Description of the task:
Restate every entry word for word.

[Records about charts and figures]
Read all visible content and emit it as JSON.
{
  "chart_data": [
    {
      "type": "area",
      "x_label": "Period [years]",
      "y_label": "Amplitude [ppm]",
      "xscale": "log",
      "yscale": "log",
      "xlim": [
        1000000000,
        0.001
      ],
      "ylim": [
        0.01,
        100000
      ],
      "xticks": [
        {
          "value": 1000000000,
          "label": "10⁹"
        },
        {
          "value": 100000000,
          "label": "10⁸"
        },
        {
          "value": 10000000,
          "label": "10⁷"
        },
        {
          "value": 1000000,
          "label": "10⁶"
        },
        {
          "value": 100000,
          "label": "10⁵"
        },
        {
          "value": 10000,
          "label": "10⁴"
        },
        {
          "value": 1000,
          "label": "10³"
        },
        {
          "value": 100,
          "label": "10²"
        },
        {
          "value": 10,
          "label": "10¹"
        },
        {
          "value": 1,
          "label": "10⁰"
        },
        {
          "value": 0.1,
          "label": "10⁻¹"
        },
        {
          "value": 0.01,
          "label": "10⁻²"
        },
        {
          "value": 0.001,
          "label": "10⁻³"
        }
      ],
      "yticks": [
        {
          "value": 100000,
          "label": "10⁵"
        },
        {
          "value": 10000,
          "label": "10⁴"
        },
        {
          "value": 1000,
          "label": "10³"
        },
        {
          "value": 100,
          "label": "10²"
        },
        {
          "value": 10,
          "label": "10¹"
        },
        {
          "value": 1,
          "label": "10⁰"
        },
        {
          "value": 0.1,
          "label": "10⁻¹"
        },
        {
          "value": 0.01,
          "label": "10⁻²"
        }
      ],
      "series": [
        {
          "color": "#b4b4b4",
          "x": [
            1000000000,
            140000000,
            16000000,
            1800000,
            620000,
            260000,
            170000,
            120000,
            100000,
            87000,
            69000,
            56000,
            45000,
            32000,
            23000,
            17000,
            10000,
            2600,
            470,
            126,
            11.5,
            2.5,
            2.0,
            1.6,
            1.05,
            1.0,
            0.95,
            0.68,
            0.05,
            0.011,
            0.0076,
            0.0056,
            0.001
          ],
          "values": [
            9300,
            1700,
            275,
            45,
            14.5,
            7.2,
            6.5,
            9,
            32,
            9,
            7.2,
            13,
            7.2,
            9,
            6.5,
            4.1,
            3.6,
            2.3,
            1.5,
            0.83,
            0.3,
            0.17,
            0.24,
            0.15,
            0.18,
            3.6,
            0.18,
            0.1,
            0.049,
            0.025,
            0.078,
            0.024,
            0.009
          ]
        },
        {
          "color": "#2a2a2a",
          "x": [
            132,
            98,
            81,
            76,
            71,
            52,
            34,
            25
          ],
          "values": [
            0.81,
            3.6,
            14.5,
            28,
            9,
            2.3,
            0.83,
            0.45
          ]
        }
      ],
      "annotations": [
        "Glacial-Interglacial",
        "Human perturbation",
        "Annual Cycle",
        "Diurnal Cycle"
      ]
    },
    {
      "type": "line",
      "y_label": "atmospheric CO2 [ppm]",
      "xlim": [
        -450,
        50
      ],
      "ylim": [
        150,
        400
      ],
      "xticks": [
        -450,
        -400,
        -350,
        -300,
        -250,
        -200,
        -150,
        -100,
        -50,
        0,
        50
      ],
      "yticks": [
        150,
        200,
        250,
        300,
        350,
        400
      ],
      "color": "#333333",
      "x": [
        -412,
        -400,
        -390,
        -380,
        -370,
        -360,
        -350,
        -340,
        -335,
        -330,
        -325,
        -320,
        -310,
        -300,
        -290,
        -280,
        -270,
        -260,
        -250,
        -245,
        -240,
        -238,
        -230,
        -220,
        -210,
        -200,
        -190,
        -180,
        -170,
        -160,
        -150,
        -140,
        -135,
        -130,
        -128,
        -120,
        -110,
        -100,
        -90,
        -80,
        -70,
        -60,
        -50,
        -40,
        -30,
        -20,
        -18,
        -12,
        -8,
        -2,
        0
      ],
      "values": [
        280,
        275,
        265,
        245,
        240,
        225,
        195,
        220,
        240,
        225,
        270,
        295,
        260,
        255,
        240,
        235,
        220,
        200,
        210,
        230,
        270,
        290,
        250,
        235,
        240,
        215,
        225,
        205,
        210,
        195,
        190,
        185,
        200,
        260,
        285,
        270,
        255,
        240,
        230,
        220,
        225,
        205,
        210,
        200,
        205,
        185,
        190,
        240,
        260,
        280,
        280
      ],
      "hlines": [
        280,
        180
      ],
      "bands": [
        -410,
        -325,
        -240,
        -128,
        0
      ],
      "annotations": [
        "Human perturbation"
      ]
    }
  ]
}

Correct result:
Read all visible content and emit it as JSON.
{
  "chart_data": [
    {
      "type": "area",
      "x_label": "Period [years]",
      "y_label": "Amplitude [ppm]",
      "xscale": "log",
      "yscale": "log",
      "xlim": [
        1000000000,
        0.001
      ],
      "ylim": [
        0.01,
        100000
      ],
      "xticks": [
        {
          "value": 1000000000,
          "label": "10⁹"
        },
        {
          "value": 100000000,
          "label": "10⁸"
        },
        {
          "value": 10000000,
          "label": "10⁷"
        },
        {
          "value": 1000000,
          "label": "10⁶"
        },
        {
          "value": 100000,
          "label": "10⁵"
        },
        {
          "value": 10000,
          "label": "10⁴"
        },
        {
          "value": 1000,
          "label": "10³"
        },
        {
          "value": 100,
          "label": "10²"
        },
        {
          "value": 10,
          "label": "10¹"
        },
        {
          "value": 1,
          "label": "10⁰"
        },
        {
          "value": 0.1,
          "label": "10⁻¹"
        },
        {
          "value": 0.01,
          "label": "10⁻²"
        },
        {
          "value": 0.001,
          "label": "10⁻³"
        }
      ],
      "yticks": [
        {
          "value": 100000,
          "label": "10⁵"
        },
        {
          "value": 10000,
          "label": "10⁴"
        },
        {
          "value": 1000,
          "label": "10³"
        },
        {
          "value": 100,
          "label": "10²"
        },
        {
          "value": 10,
          "label": "10¹"
        },
        {
          "value": 1,
          "label": "10⁰"
        },
        {
          "value": 0.1,
          "label": "10⁻¹"
        },
        {
          "value": 0.01,
          "label": "10⁻²"
        }
      ],
      "series": [
        {
          "color": "#b4b4b4",
          "x": [
            1000000000,
            140000000,
            16000000,
            1800000,
            620000,
            260000,
            170000,
            120000,
            100000,
            87000,
            69000,
            56000,
            45000,
            32000,
            23000,
            17000,
            10000,
            2600,
            470,
            126,
            11.5,
            2.5,
            2.0,
            1.6,
            1.05,
            1.0,
            0.95,
            0.68,
            0.05,
            0.011,
            0.0076,
            0.0056,
            0.001
          ],
          "values": [
            9300,
            1700,
            275,
            45,
            14.5,
            7.2,
            6.5,
            9,
            32,
            9,
            7.2,
            13,
            7.2,
            9,
            6.5,
            4.1,
            3.6,
            2.3,
            1.5,
            0.83,
            0.3,
            0.17,
            0.24,
            0.15,
            0.18,
            3.6,
            0.18,
            0.1,
            0.049,
            0.025,
            0.078,
            0.024,
            0.009
          ]
        },
        {
          "color": "#2a2a2a",
          "x": [
            132,
            98,
            81,
            76,
            71,
            52,
            34,
            25
          ],
          "values": [
            0.81,
            3.6,
            14.5,
            28,
            9,
            2.3,
            0.83,
            0.45
          ]
        }
      ],
      "annotations": [
        "Glacial-Interglacial",
        "Human perturbation",
        "Annual Cycle",
        "Diurnal Cycle"
      ]
    },
    {
      "type": "line",
      "y_label": "atmospheric CO2 [ppm]",
      "xlim": [
        -450,
        50
      ],
      "ylim": [
        150,
        400
      ],
      "xticks": [
        -450,
        -400,
        -350,
        -300,
        -250,
        -200,
        -150,
        -100,
        -50,
        0,
        50
      ],
      "yticks": [
        150,
        200,
        250,
        300,
        350,
        400
      ],
      "color": "#333333",
      "x": [
        -412,
        -400,
        -390,
        -380,
        -370,
        -360,
        -350,
        -340,
        -335,
        -330,
        -325,
        -320,
        -310,
        -300,
        -290,
        -280,
        -270,
        -260,
        -250,
        -245,
        -240,
        -238,
        -230,
        -220,
        -210,
        -200,
        -190,
        -180,
        -170,
        -160,
        -150,
        -140,
        -135,
        -130,
        -128,
        -120,
        -110,
        -100,
        -90,
        -80,
        -70,
        -60,
        -50,
        -40,
        -30,
        -20,
        -18,
        -12,
        -8,
        -2,
        0
      ],
      "values": [
        280,
        275,
        265,
        245,
        240,
        225,
        195,
        220,
        240,
        225,
        270,
        295,
        260,
        255,
        240,
        235,
        220,
        200,
        210,
        230,
        270,
        290,
        250,
        235,
        240,
        215,
        225,
        205,
        210,
        195,
        190,
        185,
        200,
        260,
        285,
        270,
        255,
        240,
        230,
        220,
        225,
        205,
        210,
        200,
        205,
        185,
        190,
        240,
        260,
        280,
        280
      ],
      "hlines": [
        280,
        180
      ],
      "bands": [
        -410,
        -325,
        -240,
        -128,
        0
      ],
      "annotations": [
        "Human perturbation"
      ]
    }
  ]
}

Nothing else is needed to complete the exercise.